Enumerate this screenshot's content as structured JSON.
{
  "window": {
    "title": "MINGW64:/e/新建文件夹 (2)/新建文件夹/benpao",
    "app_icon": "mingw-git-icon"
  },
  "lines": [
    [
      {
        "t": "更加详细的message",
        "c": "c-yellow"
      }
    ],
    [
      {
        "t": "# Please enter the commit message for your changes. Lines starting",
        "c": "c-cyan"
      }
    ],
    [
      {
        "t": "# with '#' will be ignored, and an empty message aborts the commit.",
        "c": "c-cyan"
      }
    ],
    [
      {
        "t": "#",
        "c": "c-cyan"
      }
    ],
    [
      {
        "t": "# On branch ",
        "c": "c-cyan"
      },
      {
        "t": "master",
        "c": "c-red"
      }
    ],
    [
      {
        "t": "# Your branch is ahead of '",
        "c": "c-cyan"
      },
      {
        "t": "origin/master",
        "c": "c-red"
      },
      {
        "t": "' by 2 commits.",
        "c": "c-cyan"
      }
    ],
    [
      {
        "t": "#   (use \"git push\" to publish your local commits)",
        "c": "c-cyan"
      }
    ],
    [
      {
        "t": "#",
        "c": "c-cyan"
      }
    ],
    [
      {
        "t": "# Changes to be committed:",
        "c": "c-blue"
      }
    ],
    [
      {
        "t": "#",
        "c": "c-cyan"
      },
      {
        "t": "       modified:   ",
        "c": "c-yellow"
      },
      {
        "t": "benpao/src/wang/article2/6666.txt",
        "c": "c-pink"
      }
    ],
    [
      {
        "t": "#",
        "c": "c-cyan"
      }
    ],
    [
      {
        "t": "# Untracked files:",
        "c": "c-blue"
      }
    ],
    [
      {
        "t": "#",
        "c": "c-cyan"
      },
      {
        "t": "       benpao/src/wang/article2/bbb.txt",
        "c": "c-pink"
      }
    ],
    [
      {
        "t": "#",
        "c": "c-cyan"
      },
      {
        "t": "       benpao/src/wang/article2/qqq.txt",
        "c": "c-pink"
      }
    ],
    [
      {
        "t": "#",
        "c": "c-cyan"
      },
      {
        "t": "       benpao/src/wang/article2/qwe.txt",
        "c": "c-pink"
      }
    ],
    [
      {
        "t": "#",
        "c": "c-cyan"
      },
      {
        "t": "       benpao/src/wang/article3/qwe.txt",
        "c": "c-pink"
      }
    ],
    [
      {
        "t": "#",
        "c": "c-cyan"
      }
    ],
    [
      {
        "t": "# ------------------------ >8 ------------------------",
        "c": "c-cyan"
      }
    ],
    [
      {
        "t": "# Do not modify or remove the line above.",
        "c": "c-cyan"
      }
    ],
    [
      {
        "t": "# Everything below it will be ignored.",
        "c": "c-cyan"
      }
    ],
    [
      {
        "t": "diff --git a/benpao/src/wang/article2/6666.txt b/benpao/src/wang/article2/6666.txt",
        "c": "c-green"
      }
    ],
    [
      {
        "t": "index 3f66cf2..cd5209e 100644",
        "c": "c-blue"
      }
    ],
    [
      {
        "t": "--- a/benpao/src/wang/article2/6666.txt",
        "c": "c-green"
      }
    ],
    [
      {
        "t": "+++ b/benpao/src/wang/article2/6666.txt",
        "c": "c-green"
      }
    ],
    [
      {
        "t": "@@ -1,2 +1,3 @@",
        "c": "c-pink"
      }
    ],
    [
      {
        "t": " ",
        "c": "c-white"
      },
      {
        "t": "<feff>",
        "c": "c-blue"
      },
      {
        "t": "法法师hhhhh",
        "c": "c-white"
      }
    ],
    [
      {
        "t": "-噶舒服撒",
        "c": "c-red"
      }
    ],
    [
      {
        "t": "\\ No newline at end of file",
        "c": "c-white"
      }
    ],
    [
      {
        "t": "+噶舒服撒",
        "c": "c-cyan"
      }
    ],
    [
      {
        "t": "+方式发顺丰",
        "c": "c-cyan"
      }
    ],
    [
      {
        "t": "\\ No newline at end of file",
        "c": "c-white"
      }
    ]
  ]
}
- - - -
▶ _Required work_
Transcribe the material above in its entirety. Match it exactly.

▶ _Finished answer_
Enumerate this screenshot's content as structured JSON.
{
  "window": {
    "title": "MINGW64:/e/新建文件夹 (2)/新建文件夹/benpao",
    "app_icon": "mingw-git-icon"
  },
  "lines": [
    [
      {
        "t": "更加详细的message",
        "c": "c-yellow"
      }
    ],
    [
      {
        "t": "# Please enter the commit message for your changes. Lines starting",
        "c": "c-cyan"
      }
    ],
    [
      {
        "t": "# with '#' will be ignored, and an empty message aborts the commit.",
        "c": "c-cyan"
      }
    ],
    [
      {
        "t": "#",
        "c": "c-cyan"
      }
    ],
    [
      {
        "t": "# On branch ",
        "c": "c-cyan"
      },
      {
        "t": "master",
        "c": "c-red"
      }
    ],
    [
      {
        "t": "# Your branch is ahead of '",
        "c": "c-cyan"
      },
      {
        "t": "origin/master",
        "c": "c-red"
      },
      {
        "t": "' by 2 commits.",
        "c": "c-cyan"
      }
    ],
    [
      {
        "t": "#   (use \"git push\" to publish your local commits)",
        "c": "c-cyan"
      }
    ],
    [
      {
        "t": "#",
        "c": "c-cyan"
      }
    ],
    [
      {
        "t": "# Changes to be committed:",
        "c": "c-blue"
      }
    ],
    [
      {
        "t": "#",
        "c": "c-cyan"
      },
      {
        "t": "       modified:   ",
        "c": "c-yellow"
      },
      {
        "t": "benpao/src/wang/article2/6666.txt",
        "c": "c-pink"
      }
    ],
    [
      {
        "t": "#",
        "c": "c-cyan"
      }
    ],
    [
      {
        "t": "# Untracked files:",
        "c": "c-blue"
      }
    ],
    [
      {
        "t": "#",
        "c": "c-cyan"
      },
      {
        "t": "       benpao/src/wang/article2/bbb.txt",
        "c": "c-pink"
      }
    ],
    [
      {
        "t": "#",
        "c": "c-cyan"
      },
      {
        "t": "       benpao/src/wang/article2/qqq.txt",
        "c": "c-pink"
      }
    ],
    [
      {
        "t": "#",
        "c": "c-cyan"
      },
      {
        "t": "       benpao/src/wang/article2/qwe.txt",
        "c": "c-pink"
      }
    ],
    [
      {
        "t": "#",
        "c": "c-cyan"
      },
      {
        "t": "       benpao/src/wang/article3/qwe.txt",
        "c": "c-pink"
      }
    ],
    [
      {
        "t": "#",
        "c": "c-cyan"
      }
    ],
    [
      {
        "t": "# ------------------------ >8 ------------------------",
        "c": "c-cyan"
      }
    ],
    [
      {
        "t": "# Do not modify or remove the line above.",
        "c": "c-cyan"
      }
    ],
    [
      {
        "t": "# Everything below it will be ignored.",
        "c": "c-cyan"
      }
    ],
    [
      {
        "t": "diff --git a/benpao/src/wang/article2/6666.txt b/benpao/src/wang/article2/6666.txt",
        "c": "c-green"
      }
    ],
    [
      {
        "t": "index 3f66cf2..cd5209e 100644",
        "c": "c-blue"
      }
    ],
    [
      {
        "t": "--- a/benpao/src/wang/article2/6666.txt",
        "c": "c-green"
      }
    ],
    [
      {
        "t": "+++ b/benpao/src/wang/article2/6666.txt",
        "c": "c-green"
      }
    ],
    [
      {
        "t": "@@ -1,2 +1,3 @@",
        "c": "c-pink"
      }
    ],
    [
      {
        "t": " ",
        "c": "c-white"
      },
      {
        "t": "<feff>",
        "c": "c-blue"
      },
      {
        "t": "法法师hhhhh",
        "c": "c-white"
      }
    ],
    [
      {
        "t": "-噶舒服撒",
        "c": "c-red"
      }
    ],
    [
      {
        "t": "\\ No newline at end of file",
        "c": "c-white"
      }
    ],
    [
      {
        "t": "+噶舒服撒",
        "c": "c-cyan"
      }
    ],
    [
      {
        "t": "+方式发顺丰",
        "c": "c-cyan"
      }
    ],
    [
      {
        "t": "\\ No newline at end of file",
        "c": "c-white"
      }
    ]
  ]
}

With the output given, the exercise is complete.